Directions —
Look through the data below and return each line where "JSON" appears.

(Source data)
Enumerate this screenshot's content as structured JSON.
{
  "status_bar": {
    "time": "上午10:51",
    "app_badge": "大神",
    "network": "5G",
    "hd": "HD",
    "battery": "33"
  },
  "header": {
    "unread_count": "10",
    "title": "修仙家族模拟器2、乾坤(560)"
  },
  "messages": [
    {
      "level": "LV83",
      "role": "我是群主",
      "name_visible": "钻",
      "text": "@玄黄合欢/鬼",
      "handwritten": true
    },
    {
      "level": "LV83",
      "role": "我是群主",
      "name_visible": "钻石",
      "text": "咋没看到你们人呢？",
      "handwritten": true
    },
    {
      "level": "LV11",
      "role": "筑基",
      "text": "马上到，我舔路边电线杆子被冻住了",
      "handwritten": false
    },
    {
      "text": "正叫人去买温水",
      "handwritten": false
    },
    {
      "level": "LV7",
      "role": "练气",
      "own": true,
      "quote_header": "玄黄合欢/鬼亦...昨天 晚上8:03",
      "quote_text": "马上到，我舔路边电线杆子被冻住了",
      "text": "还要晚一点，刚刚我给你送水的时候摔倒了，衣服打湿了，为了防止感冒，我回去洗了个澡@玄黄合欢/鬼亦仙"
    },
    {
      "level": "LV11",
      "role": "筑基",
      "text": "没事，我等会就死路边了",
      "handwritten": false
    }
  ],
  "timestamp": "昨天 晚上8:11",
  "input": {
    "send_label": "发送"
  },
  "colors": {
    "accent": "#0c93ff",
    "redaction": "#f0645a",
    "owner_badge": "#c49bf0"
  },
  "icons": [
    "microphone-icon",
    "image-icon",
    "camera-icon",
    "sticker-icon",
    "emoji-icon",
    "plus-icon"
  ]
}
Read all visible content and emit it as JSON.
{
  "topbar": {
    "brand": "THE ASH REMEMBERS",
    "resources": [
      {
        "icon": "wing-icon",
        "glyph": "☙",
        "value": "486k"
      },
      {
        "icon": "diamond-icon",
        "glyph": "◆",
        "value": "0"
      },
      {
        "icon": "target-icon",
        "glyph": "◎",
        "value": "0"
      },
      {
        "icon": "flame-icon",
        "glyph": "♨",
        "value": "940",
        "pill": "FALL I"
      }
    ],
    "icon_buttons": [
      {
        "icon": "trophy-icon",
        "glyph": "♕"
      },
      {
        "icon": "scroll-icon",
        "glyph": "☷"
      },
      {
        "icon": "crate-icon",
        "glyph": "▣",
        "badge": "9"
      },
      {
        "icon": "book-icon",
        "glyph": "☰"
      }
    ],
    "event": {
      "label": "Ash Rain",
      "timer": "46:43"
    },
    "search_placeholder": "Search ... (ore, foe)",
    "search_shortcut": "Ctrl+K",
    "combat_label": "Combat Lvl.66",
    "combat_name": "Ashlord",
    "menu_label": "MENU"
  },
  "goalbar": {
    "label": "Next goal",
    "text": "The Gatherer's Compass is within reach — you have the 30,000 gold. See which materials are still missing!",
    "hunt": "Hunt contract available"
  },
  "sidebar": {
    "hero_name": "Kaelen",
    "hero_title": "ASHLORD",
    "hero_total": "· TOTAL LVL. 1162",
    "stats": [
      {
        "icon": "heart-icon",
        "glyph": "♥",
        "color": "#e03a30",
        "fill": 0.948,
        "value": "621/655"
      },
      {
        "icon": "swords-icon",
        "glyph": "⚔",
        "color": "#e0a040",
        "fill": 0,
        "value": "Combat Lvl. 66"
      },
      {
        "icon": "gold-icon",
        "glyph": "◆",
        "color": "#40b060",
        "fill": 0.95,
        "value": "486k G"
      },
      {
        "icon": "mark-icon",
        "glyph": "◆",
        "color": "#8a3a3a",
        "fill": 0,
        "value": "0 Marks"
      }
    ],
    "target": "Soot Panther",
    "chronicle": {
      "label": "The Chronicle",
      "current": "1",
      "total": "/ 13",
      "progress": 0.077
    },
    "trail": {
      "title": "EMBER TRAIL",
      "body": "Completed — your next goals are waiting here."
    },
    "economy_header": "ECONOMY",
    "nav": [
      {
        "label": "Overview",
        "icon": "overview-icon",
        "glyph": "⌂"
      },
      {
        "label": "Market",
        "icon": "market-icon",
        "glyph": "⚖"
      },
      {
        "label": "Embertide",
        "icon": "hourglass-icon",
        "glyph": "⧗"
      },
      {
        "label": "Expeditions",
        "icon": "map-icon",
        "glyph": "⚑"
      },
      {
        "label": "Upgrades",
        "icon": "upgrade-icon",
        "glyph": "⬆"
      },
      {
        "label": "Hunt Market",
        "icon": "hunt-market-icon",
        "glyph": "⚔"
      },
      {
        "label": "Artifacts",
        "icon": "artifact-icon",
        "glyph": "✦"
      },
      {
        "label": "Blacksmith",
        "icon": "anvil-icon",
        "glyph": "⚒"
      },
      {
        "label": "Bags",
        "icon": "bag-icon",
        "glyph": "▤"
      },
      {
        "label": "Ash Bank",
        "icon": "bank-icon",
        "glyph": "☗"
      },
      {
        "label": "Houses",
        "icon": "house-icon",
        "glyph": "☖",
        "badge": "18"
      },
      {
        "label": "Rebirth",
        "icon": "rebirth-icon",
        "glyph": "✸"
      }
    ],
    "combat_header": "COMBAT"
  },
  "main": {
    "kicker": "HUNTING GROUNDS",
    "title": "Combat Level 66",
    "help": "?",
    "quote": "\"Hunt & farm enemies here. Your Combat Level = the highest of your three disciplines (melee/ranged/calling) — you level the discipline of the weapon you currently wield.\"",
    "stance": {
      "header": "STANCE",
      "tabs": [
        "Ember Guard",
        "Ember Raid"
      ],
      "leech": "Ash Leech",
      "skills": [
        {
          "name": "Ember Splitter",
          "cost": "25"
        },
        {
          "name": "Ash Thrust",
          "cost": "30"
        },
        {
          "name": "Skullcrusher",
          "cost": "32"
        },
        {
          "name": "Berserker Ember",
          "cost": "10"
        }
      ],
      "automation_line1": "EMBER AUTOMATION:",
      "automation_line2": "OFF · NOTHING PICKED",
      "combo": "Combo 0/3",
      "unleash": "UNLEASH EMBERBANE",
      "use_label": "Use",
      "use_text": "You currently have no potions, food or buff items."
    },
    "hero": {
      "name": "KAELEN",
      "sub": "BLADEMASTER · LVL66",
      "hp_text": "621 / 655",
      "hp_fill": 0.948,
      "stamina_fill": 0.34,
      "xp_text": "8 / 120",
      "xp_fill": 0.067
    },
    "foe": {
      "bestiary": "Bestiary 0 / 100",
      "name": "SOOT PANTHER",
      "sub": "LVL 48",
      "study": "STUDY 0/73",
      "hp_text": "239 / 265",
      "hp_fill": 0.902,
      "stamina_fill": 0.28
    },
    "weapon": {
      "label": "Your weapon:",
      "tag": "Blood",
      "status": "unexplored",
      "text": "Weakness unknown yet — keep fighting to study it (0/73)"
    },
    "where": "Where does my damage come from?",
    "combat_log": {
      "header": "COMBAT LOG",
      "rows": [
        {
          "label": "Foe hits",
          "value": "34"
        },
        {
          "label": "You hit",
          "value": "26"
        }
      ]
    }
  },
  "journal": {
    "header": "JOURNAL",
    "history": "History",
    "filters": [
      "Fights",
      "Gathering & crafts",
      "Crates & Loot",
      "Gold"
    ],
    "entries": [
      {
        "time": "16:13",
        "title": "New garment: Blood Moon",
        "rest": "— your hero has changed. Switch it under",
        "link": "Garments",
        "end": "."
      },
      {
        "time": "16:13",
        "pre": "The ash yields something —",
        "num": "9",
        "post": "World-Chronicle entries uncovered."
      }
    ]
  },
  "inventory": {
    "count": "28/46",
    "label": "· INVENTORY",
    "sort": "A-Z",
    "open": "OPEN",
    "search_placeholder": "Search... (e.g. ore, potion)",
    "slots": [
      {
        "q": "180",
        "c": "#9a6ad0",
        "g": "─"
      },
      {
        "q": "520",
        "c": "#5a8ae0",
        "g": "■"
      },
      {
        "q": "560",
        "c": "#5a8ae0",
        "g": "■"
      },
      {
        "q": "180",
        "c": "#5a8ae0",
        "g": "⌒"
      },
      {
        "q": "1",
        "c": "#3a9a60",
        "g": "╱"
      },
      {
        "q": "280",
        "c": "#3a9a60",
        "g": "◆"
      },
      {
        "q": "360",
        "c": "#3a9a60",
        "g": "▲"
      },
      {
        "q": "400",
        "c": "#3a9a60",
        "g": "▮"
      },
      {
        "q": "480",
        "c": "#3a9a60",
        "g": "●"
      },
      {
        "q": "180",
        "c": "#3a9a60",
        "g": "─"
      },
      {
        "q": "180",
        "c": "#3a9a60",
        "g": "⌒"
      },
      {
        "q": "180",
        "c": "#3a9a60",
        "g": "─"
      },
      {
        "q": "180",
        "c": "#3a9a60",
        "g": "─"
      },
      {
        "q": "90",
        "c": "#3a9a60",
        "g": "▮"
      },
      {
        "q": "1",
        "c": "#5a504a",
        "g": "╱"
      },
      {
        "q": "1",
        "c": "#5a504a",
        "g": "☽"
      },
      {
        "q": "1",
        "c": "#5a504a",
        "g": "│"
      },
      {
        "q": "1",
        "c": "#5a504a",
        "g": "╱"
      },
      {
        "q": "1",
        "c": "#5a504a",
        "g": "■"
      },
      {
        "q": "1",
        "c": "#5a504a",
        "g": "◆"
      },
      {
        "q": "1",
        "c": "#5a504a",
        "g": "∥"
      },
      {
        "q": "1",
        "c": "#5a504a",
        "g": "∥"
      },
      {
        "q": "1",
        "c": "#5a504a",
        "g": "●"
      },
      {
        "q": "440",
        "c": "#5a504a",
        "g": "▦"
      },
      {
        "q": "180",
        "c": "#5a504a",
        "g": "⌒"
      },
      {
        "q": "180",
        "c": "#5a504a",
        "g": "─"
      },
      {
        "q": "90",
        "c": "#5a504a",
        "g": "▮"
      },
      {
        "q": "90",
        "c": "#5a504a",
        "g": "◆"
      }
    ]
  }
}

Solved problem —
Enumerate this screenshot's content as structured JSON.
Read all visible content and emit it as JSON.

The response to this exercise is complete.